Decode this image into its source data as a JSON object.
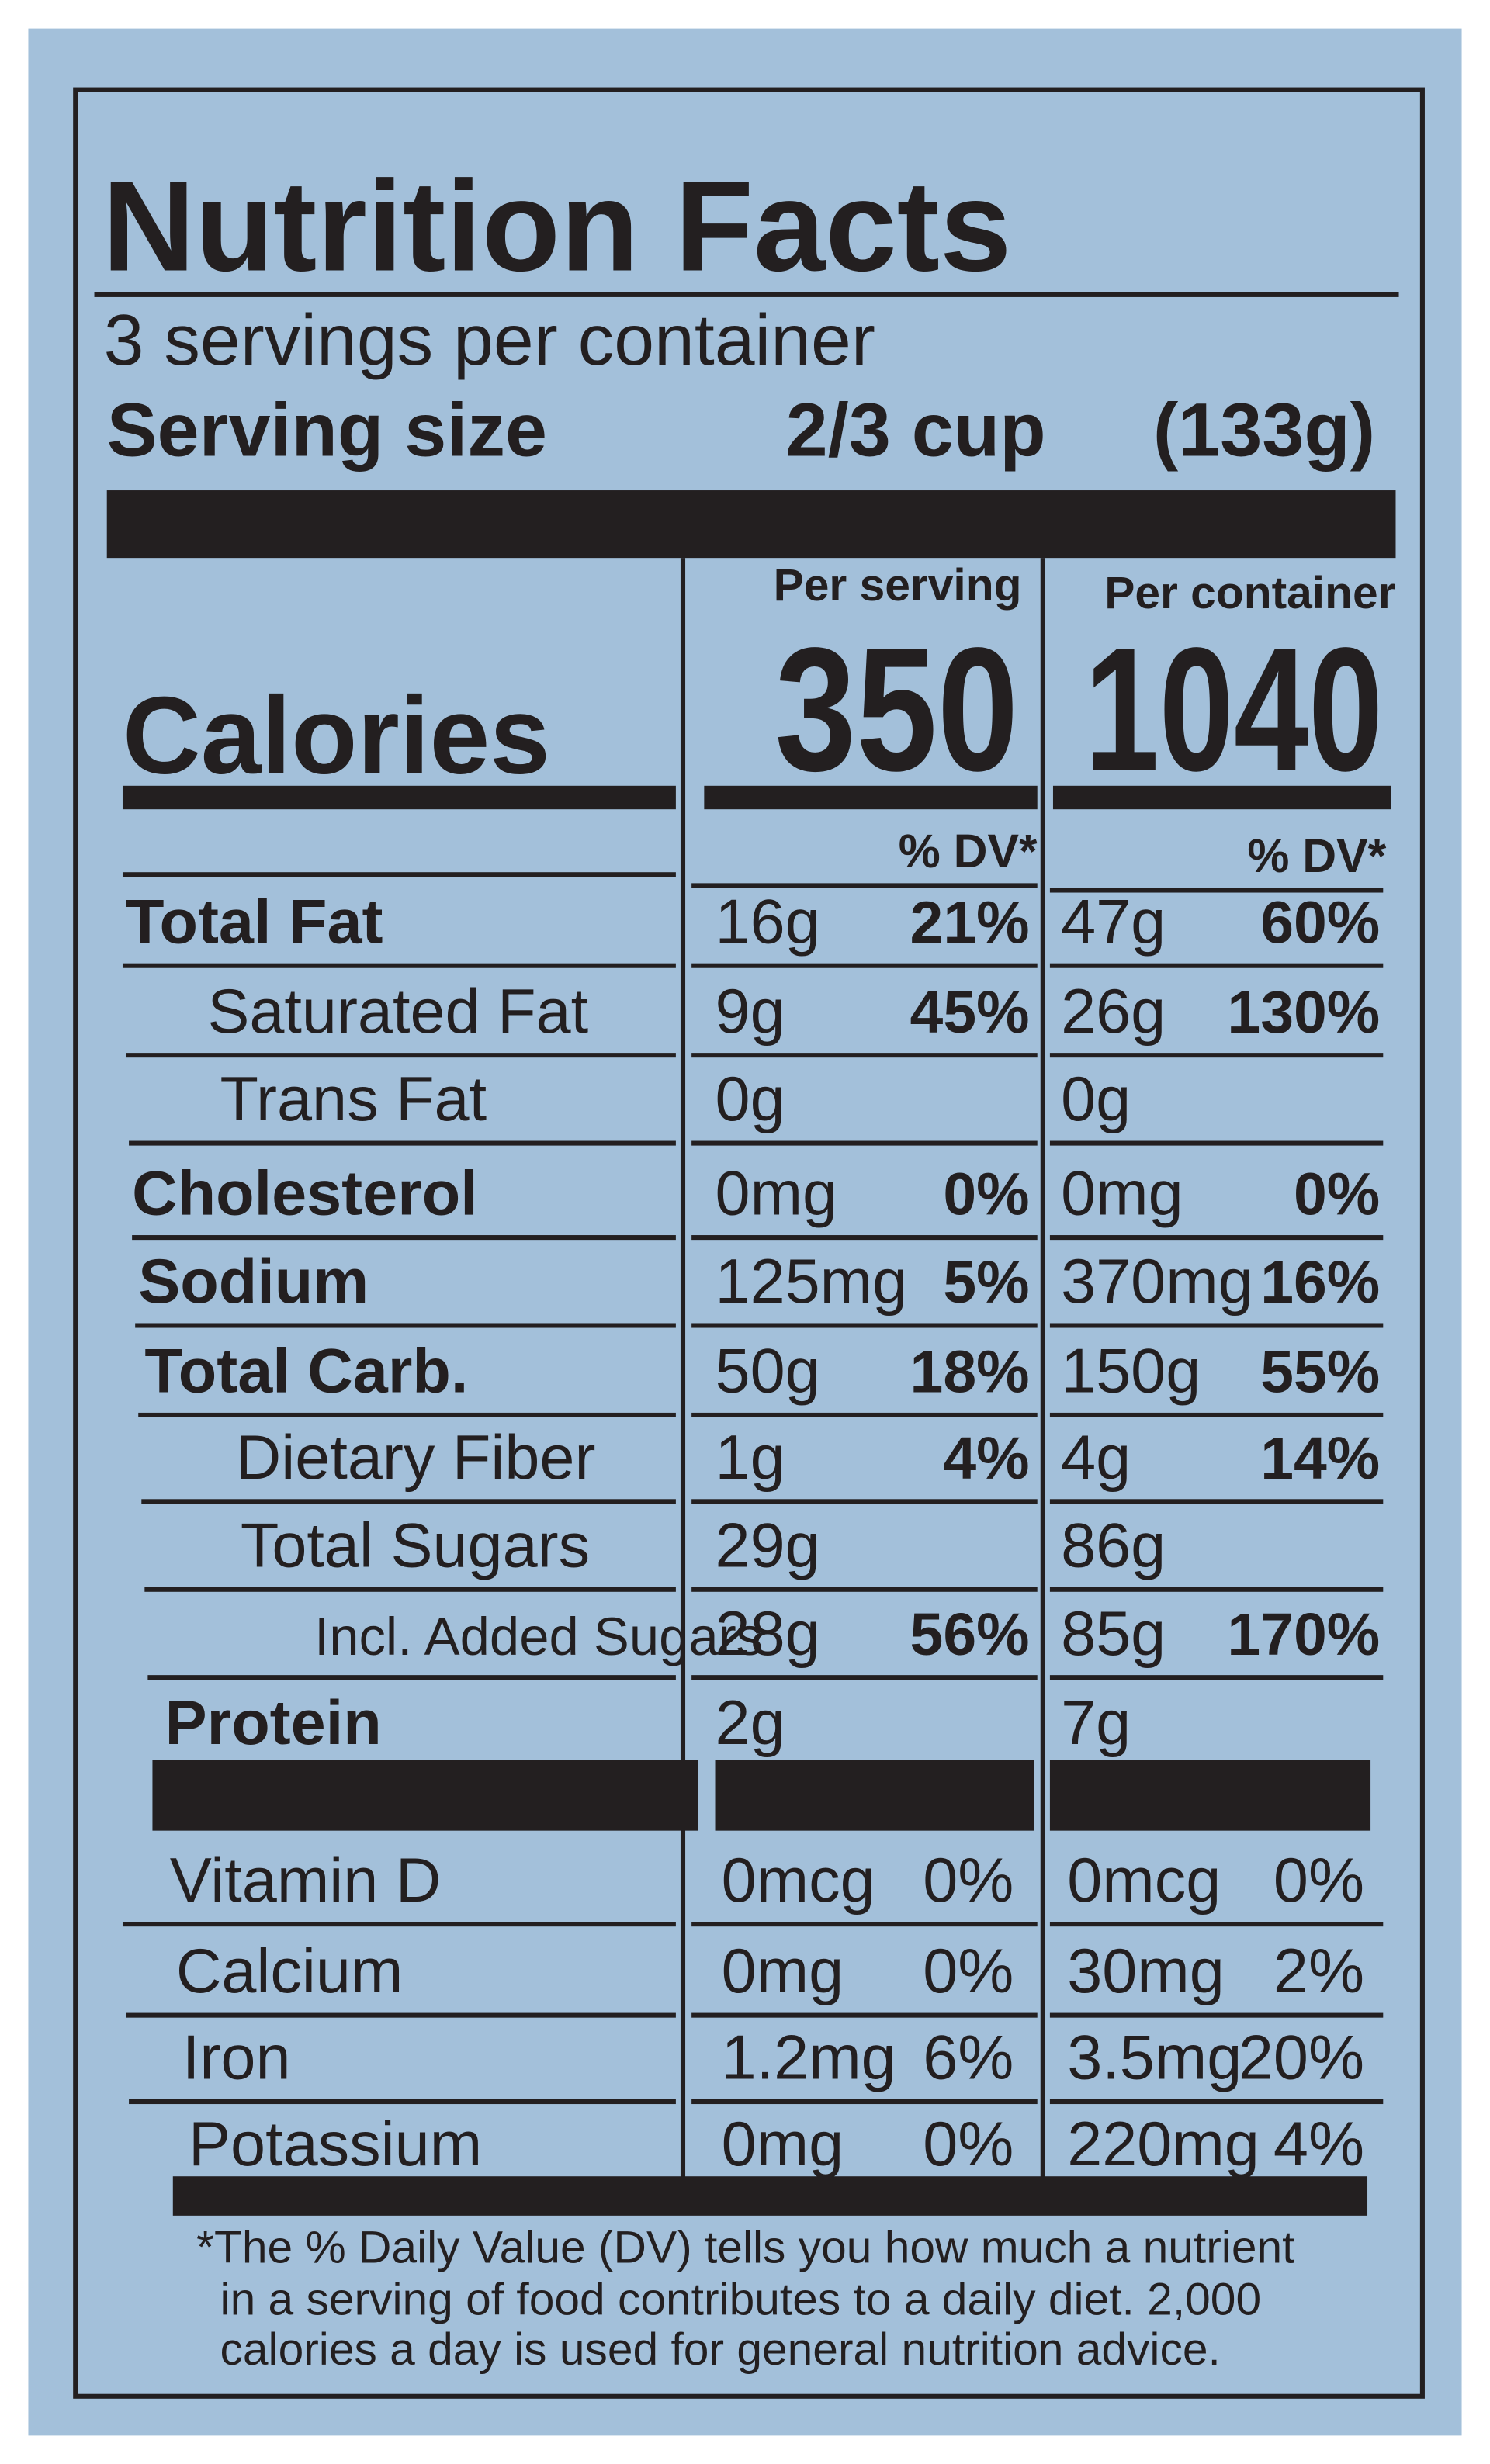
{
  "title": "Nutrition Facts",
  "servings": "3 servings per container",
  "serving_size": {
    "label": "Serving size",
    "amount": "2/3 cup",
    "weight": "(133g)"
  },
  "columns": [
    "Per serving",
    "Per container"
  ],
  "calories": {
    "label": "Calories",
    "values": [
      "350",
      "1040"
    ]
  },
  "dv_header": "% DV*",
  "rows": [
    {
      "name": "Total Fat",
      "serving": [
        "16g",
        "21%"
      ],
      "container": [
        "47g",
        "60%"
      ]
    },
    {
      "name": "Saturated Fat",
      "serving": [
        "9g",
        "45%"
      ],
      "container": [
        "26g",
        "130%"
      ]
    },
    {
      "name": "Trans Fat",
      "serving": [
        "0g"
      ],
      "container": [
        "0g"
      ]
    },
    {
      "name": "Cholesterol",
      "serving": [
        "0mg",
        "0%"
      ],
      "container": [
        "0mg",
        "0%"
      ]
    },
    {
      "name": "Sodium",
      "serving": [
        "125mg",
        "5%"
      ],
      "container": [
        "370mg",
        "16%"
      ]
    },
    {
      "name": "Total Carb.",
      "serving": [
        "50g",
        "18%"
      ],
      "container": [
        "150g",
        "55%"
      ]
    },
    {
      "name": "Dietary Fiber",
      "serving": [
        "1g",
        "4%"
      ],
      "container": [
        "4g",
        "14%"
      ]
    },
    {
      "name": "Total Sugars",
      "serving": [
        "29g"
      ],
      "container": [
        "86g"
      ]
    },
    {
      "name": "Incl. Added Sugars",
      "serving": [
        "28g",
        "56%"
      ],
      "container": [
        "85g",
        "170%"
      ]
    },
    {
      "name": "Protein",
      "serving": [
        "2g"
      ],
      "container": [
        "7g"
      ]
    }
  ],
  "vitamins": [
    {
      "name": "Vitamin D",
      "serving": [
        "0mcg",
        "0%"
      ],
      "container": [
        "0mcg",
        "0%"
      ]
    },
    {
      "name": "Calcium",
      "serving": [
        "0mg",
        "0%"
      ],
      "container": [
        "30mg",
        "2%"
      ]
    },
    {
      "name": "Iron",
      "serving": [
        "1.2mg",
        "6%"
      ],
      "container": [
        "3.5mg",
        "20%"
      ]
    },
    {
      "name": "Potassium",
      "serving": [
        "0mg",
        "0%"
      ],
      "container": [
        "220mg",
        "4%"
      ]
    }
  ],
  "footnote": [
    "*The % Daily Value (DV) tells you how much a nutrient",
    "in a serving of food contributes to a daily diet. 2,000",
    "calories a day is used for general nutrition advice."
  ]
}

+++

> _TASK OBJECTIVE_
In the copy, include each entry exactly as written and none of the pictures.

> _TASK RESPONSE_
Decode this image into its source data as a JSON object.
{
  "title": "Nutrition Facts",
  "servings": "3 servings per container",
  "serving_size": {
    "label": "Serving size",
    "amount": "2/3 cup",
    "weight": "(133g)"
  },
  "columns": [
    "Per serving",
    "Per container"
  ],
  "calories": {
    "label": "Calories",
    "values": [
      "350",
      "1040"
    ]
  },
  "dv_header": "% DV*",
  "rows": [
    {
      "name": "Total Fat",
      "serving": [
        "16g",
        "21%"
      ],
      "container": [
        "47g",
        "60%"
      ]
    },
    {
      "name": "Saturated Fat",
      "serving": [
        "9g",
        "45%"
      ],
      "container": [
        "26g",
        "130%"
      ]
    },
    {
      "name": "Trans Fat",
      "serving": [
        "0g"
      ],
      "container": [
        "0g"
      ]
    },
    {
      "name": "Cholesterol",
      "serving": [
        "0mg",
        "0%"
      ],
      "container": [
        "0mg",
        "0%"
      ]
    },
    {
      "name": "Sodium",
      "serving": [
        "125mg",
        "5%"
      ],
      "container": [
        "370mg",
        "16%"
      ]
    },
    {
      "name": "Total Carb.",
      "serving": [
        "50g",
        "18%"
      ],
      "container": [
        "150g",
        "55%"
      ]
    },
    {
      "name": "Dietary Fiber",
      "serving": [
        "1g",
        "4%"
      ],
      "container": [
        "4g",
        "14%"
      ]
    },
    {
      "name": "Total Sugars",
      "serving": [
        "29g"
      ],
      "container": [
        "86g"
      ]
    },
    {
      "name": "Incl. Added Sugars",
      "serving": [
        "28g",
        "56%"
      ],
      "container": [
        "85g",
        "170%"
      ]
    },
    {
      "name": "Protein",
      "serving": [
        "2g"
      ],
      "container": [
        "7g"
      ]
    }
  ],
  "vitamins": [
    {
      "name": "Vitamin D",
      "serving": [
        "0mcg",
        "0%"
      ],
      "container": [
        "0mcg",
        "0%"
      ]
    },
    {
      "name": "Calcium",
      "serving": [
        "0mg",
        "0%"
      ],
      "container": [
        "30mg",
        "2%"
      ]
    },
    {
      "name": "Iron",
      "serving": [
        "1.2mg",
        "6%"
      ],
      "container": [
        "3.5mg",
        "20%"
      ]
    },
    {
      "name": "Potassium",
      "serving": [
        "0mg",
        "0%"
      ],
      "container": [
        "220mg",
        "4%"
      ]
    }
  ],
  "footnote": [
    "*The % Daily Value (DV) tells you how much a nutrient",
    "in a serving of food contributes to a daily diet. 2,000",
    "calories a day is used for general nutrition advice."
  ]
}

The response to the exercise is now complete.